(WHAT TO WORK ON)
Filter the entries below, keeping only lines with the word "则下列结论正确的是".

============================================================

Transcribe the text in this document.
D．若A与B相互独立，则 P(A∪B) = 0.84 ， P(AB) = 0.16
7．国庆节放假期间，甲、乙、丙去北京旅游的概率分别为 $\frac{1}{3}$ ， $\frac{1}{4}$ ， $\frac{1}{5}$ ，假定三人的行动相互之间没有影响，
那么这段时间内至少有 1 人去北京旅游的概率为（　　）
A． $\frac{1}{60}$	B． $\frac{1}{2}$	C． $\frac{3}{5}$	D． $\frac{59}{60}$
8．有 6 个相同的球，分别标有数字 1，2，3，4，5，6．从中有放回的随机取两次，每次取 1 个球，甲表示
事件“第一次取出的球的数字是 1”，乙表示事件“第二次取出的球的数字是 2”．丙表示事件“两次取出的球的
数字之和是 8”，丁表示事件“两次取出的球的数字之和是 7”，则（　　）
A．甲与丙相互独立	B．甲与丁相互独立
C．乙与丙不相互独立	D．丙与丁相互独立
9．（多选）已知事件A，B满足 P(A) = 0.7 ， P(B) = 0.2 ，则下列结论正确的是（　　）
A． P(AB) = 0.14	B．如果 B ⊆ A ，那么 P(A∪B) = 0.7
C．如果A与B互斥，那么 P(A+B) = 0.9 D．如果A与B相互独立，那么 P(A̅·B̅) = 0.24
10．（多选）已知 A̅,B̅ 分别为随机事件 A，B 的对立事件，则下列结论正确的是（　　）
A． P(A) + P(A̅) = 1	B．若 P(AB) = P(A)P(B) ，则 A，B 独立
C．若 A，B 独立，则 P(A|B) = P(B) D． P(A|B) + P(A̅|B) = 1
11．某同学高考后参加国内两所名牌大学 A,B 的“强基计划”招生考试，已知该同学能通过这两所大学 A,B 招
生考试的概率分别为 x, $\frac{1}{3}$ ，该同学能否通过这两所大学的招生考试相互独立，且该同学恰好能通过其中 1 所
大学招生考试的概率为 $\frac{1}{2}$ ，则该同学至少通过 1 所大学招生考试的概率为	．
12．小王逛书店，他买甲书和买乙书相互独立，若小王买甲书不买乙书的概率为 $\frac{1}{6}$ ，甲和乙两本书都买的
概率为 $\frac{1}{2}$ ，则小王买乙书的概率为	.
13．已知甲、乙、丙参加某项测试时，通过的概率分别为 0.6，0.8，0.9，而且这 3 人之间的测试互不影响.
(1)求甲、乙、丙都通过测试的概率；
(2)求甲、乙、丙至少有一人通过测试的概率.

============================================================

(ANSWER TO THIS EXERCISE)
9．（多选）已知事件A，B满足 P(A) = 0.7 ， P(B) = 0.2 ，则下列结论正确的是（　　）
10．（多选）已知 A̅,B̅ 分别为随机事件 A，B 的对立事件，则下列结论正确的是（　　）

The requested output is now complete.